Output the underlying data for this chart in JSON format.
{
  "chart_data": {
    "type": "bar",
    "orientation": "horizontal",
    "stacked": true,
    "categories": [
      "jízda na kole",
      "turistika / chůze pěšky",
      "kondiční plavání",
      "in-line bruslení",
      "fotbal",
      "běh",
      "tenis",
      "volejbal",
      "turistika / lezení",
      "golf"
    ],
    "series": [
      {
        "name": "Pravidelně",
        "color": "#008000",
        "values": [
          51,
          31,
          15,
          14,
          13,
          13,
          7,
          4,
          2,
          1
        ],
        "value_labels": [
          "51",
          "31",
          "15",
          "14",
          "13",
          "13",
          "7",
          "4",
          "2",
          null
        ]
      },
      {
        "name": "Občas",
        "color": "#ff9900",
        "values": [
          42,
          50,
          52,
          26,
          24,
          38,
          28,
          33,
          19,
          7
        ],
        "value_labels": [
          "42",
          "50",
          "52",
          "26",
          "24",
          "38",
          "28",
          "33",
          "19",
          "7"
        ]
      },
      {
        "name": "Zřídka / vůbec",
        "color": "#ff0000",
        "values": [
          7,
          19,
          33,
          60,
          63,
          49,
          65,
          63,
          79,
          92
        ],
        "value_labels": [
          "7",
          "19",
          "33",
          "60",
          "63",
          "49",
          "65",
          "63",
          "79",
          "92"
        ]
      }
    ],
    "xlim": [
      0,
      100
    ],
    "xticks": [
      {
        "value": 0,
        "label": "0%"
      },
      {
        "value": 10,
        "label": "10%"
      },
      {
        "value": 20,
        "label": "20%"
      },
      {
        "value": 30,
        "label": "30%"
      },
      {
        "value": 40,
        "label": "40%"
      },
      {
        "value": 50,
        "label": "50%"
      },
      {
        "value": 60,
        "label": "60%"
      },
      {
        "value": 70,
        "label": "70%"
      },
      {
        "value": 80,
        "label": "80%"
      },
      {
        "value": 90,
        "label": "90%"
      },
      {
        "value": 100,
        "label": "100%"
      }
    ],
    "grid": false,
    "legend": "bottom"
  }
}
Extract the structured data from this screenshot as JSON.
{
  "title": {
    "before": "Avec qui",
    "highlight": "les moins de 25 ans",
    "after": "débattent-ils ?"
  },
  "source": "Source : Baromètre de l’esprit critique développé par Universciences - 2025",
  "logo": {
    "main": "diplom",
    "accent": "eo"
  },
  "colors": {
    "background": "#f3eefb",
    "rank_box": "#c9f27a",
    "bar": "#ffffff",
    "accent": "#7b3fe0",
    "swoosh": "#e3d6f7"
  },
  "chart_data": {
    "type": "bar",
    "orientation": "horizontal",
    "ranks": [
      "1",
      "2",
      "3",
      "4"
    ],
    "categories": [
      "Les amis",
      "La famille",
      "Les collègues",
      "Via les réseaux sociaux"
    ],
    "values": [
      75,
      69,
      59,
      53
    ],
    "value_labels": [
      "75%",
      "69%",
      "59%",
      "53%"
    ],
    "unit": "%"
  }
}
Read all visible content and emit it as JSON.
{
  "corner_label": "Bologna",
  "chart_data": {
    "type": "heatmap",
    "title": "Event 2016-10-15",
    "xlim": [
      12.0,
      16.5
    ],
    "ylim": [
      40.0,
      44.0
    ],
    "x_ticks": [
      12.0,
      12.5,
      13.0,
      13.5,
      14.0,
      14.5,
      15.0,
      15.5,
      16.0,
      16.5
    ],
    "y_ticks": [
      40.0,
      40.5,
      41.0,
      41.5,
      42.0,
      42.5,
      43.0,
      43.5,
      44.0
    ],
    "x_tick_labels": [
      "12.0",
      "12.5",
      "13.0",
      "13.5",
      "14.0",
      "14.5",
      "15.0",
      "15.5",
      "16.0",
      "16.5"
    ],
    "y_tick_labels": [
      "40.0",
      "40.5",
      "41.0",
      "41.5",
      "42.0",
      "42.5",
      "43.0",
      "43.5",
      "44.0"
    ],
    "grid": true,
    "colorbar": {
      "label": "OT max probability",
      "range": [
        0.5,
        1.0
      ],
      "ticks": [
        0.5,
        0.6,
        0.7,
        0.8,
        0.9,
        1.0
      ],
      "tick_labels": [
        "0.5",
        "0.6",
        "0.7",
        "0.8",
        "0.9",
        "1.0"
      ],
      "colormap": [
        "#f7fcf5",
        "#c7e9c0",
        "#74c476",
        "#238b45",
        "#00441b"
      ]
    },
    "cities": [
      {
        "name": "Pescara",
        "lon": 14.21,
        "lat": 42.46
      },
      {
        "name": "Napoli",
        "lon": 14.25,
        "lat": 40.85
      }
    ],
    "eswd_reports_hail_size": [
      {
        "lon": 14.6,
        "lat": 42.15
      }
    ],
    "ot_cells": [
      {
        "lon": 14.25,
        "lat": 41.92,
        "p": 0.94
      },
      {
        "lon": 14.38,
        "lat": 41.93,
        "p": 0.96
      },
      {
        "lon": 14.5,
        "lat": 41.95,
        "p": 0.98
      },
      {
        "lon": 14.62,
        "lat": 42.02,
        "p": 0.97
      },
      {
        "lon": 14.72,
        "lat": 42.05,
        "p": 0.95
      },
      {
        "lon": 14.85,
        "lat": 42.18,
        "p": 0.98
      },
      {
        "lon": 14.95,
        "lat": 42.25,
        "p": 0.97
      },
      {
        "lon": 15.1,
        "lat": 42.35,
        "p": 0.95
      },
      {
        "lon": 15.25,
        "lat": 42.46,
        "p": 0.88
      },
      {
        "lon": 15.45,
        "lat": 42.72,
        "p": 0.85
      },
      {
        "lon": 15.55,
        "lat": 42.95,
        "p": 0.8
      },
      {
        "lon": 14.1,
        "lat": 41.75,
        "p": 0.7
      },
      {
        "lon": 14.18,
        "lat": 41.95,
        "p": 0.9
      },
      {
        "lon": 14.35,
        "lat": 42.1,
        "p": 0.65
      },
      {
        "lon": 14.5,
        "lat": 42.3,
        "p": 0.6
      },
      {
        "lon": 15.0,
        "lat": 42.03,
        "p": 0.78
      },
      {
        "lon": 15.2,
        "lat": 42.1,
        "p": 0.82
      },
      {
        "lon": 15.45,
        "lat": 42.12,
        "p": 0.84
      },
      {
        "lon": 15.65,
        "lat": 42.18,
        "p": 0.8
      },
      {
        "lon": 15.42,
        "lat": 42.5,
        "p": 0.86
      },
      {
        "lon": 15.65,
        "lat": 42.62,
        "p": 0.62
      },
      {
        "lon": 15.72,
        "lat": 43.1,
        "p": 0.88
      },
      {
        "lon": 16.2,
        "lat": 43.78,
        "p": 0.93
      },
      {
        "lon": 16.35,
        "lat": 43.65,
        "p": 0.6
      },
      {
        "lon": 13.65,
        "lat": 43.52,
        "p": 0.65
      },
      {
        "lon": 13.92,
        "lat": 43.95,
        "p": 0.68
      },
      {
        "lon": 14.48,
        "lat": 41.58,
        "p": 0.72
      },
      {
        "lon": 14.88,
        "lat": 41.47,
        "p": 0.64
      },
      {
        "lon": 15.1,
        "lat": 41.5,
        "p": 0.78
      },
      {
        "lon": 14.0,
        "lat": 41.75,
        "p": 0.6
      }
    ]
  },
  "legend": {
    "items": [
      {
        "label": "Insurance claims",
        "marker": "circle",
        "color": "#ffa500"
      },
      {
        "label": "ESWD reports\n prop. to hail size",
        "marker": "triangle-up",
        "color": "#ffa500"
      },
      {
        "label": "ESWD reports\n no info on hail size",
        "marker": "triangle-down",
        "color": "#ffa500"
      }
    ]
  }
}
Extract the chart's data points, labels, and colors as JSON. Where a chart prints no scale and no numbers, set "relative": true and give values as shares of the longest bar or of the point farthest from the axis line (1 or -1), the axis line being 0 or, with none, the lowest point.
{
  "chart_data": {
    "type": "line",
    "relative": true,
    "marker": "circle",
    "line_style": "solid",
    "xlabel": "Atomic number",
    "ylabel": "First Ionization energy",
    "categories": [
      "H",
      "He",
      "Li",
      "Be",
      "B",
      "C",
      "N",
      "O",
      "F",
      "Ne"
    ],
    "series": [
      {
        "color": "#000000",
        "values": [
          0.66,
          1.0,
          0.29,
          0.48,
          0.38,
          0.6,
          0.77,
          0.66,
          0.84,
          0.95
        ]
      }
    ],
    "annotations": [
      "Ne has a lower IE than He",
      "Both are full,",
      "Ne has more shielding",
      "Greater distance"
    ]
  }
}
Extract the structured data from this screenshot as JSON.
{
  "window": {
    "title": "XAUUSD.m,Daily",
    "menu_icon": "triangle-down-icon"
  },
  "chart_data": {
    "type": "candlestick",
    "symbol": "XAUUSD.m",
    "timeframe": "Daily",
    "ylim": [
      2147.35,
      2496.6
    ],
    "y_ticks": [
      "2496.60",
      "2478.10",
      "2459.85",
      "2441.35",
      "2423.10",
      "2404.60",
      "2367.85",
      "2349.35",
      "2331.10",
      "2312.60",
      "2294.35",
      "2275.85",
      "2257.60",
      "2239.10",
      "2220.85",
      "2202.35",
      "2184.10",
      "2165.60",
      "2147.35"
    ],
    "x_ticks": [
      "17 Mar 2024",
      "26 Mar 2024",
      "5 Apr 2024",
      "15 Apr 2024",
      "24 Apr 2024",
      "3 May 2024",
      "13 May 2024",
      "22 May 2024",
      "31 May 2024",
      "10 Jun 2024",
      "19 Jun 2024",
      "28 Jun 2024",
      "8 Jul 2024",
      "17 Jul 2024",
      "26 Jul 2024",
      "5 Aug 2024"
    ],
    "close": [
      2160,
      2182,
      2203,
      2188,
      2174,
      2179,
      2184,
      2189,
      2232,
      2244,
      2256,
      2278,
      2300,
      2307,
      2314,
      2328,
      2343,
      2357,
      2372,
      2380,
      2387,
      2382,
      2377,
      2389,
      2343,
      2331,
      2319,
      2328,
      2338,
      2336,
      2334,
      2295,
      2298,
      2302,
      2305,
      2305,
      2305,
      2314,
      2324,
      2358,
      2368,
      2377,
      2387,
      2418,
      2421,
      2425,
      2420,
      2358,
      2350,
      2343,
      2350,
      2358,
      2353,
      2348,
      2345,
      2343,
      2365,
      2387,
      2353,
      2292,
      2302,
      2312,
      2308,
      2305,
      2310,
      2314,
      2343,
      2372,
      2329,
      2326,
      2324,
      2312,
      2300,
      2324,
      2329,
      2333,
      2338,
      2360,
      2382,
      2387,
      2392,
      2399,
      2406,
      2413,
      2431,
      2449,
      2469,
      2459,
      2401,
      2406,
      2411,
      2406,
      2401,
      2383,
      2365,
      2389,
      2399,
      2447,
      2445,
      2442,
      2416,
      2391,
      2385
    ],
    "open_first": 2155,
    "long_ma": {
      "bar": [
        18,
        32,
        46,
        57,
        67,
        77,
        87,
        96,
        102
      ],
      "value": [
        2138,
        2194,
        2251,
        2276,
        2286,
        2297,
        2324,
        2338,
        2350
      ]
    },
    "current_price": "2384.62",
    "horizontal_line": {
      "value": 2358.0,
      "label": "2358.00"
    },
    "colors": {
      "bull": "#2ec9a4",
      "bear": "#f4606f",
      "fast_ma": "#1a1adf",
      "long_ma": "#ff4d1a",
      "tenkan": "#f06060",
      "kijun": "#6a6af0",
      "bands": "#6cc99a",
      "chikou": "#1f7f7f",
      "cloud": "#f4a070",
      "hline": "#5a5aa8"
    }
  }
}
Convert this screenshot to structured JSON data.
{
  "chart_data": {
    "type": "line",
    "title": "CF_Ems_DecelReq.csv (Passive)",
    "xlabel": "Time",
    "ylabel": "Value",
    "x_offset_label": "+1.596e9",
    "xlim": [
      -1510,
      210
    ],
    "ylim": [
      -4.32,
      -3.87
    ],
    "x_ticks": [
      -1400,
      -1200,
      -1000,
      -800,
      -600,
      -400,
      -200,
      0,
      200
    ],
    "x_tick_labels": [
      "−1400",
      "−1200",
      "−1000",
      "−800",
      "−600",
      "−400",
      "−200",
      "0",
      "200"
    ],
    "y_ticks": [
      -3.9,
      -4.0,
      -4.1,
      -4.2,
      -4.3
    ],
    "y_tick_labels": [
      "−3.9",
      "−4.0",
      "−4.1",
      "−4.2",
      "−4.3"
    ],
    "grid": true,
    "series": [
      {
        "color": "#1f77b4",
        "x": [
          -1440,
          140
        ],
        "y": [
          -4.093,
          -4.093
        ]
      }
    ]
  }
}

◆ **Exercise aim**
Tally the lines of the records holding the word "triangle", then state only the tally.

◆ **Completed task**
3